— START OF Data extract —

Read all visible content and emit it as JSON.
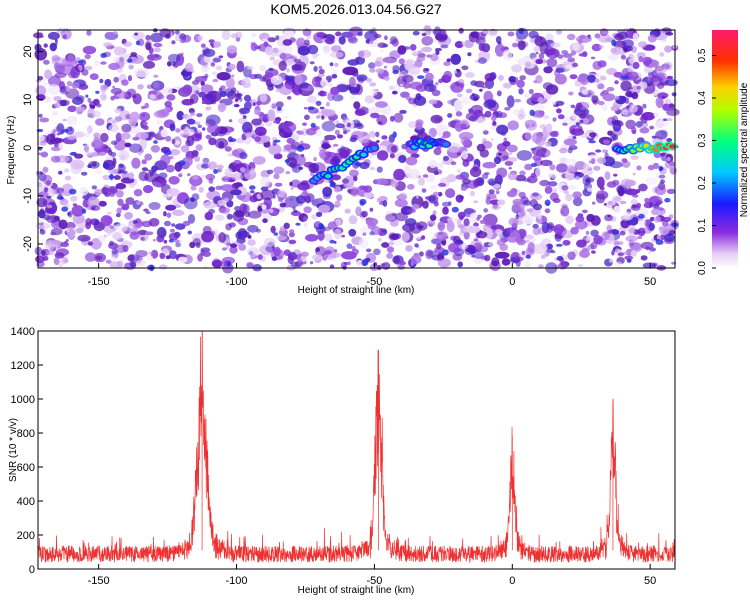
{
  "title": "KOM5.2026.013.04.56.G27",
  "chart_data": [
    {
      "type": "heatmap",
      "xlabel": "Height of straight line (km)",
      "ylabel": "Frequency (Hz)",
      "xlim": [
        -172,
        59
      ],
      "ylim": [
        -25,
        24.5
      ],
      "xticks": [
        -150,
        -100,
        -50,
        0,
        50
      ],
      "yticks": [
        -20,
        -10,
        0,
        10,
        20
      ],
      "colorbar": {
        "label": "Normalized spectral amplitude",
        "range": [
          0,
          0.56
        ],
        "ticks": [
          0.0,
          0.1,
          0.2,
          0.3,
          0.4,
          0.5
        ]
      },
      "features": [
        {
          "x_from": -72,
          "x_to": -50,
          "y_from": -7,
          "y_to": 0,
          "peak_amplitude": 0.3
        },
        {
          "x_from": -37,
          "x_to": -24,
          "y_from": 0.5,
          "y_to": 1.2,
          "peak_amplitude": 0.3
        },
        {
          "x_from": 38,
          "x_to": 58,
          "y_from": -0.6,
          "y_to": 0.3,
          "peak_amplitude": 0.55
        }
      ],
      "grid": false
    },
    {
      "type": "line",
      "xlabel": "Height of straight line (km)",
      "ylabel": "SNR (10 * v/v)",
      "xlim": [
        -172,
        59
      ],
      "ylim": [
        0,
        1400
      ],
      "xticks": [
        -150,
        -100,
        -50,
        0,
        50
      ],
      "yticks": [
        0,
        200,
        400,
        600,
        800,
        1000,
        1200,
        1400
      ],
      "color": "#ee3030",
      "baseline": 110,
      "peaks": [
        {
          "x": -112.5,
          "y": 1400,
          "width": 2.2
        },
        {
          "x": -48.5,
          "y": 1290,
          "width": 1.6
        },
        {
          "x": 0,
          "y": 780,
          "width": 1.2
        },
        {
          "x": 36.5,
          "y": 990,
          "width": 1.2
        }
      ],
      "grid": false
    }
  ]
}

— END OF Data extract —

Problem details:
Without the pictures, print the records in full, exactly as they appear.

Exercise output:
Read all visible content and emit it as JSON.
{
  "title": "KOM5.2026.013.04.56.G27",
  "chart_data": [
    {
      "type": "heatmap",
      "xlabel": "Height of straight line (km)",
      "ylabel": "Frequency (Hz)",
      "xlim": [
        -172,
        59
      ],
      "ylim": [
        -25,
        24.5
      ],
      "xticks": [
        -150,
        -100,
        -50,
        0,
        50
      ],
      "yticks": [
        -20,
        -10,
        0,
        10,
        20
      ],
      "colorbar": {
        "label": "Normalized spectral amplitude",
        "range": [
          0,
          0.56
        ],
        "ticks": [
          0.0,
          0.1,
          0.2,
          0.3,
          0.4,
          0.5
        ]
      },
      "features": [
        {
          "x_from": -72,
          "x_to": -50,
          "y_from": -7,
          "y_to": 0,
          "peak_amplitude": 0.3
        },
        {
          "x_from": -37,
          "x_to": -24,
          "y_from": 0.5,
          "y_to": 1.2,
          "peak_amplitude": 0.3
        },
        {
          "x_from": 38,
          "x_to": 58,
          "y_from": -0.6,
          "y_to": 0.3,
          "peak_amplitude": 0.55
        }
      ],
      "grid": false
    },
    {
      "type": "line",
      "xlabel": "Height of straight line (km)",
      "ylabel": "SNR (10 * v/v)",
      "xlim": [
        -172,
        59
      ],
      "ylim": [
        0,
        1400
      ],
      "xticks": [
        -150,
        -100,
        -50,
        0,
        50
      ],
      "yticks": [
        0,
        200,
        400,
        600,
        800,
        1000,
        1200,
        1400
      ],
      "color": "#ee3030",
      "baseline": 110,
      "peaks": [
        {
          "x": -112.5,
          "y": 1400,
          "width": 2.2
        },
        {
          "x": -48.5,
          "y": 1290,
          "width": 1.6
        },
        {
          "x": 0,
          "y": 780,
          "width": 1.2
        },
        {
          "x": 36.5,
          "y": 990,
          "width": 1.2
        }
      ],
      "grid": false
    }
  ]
}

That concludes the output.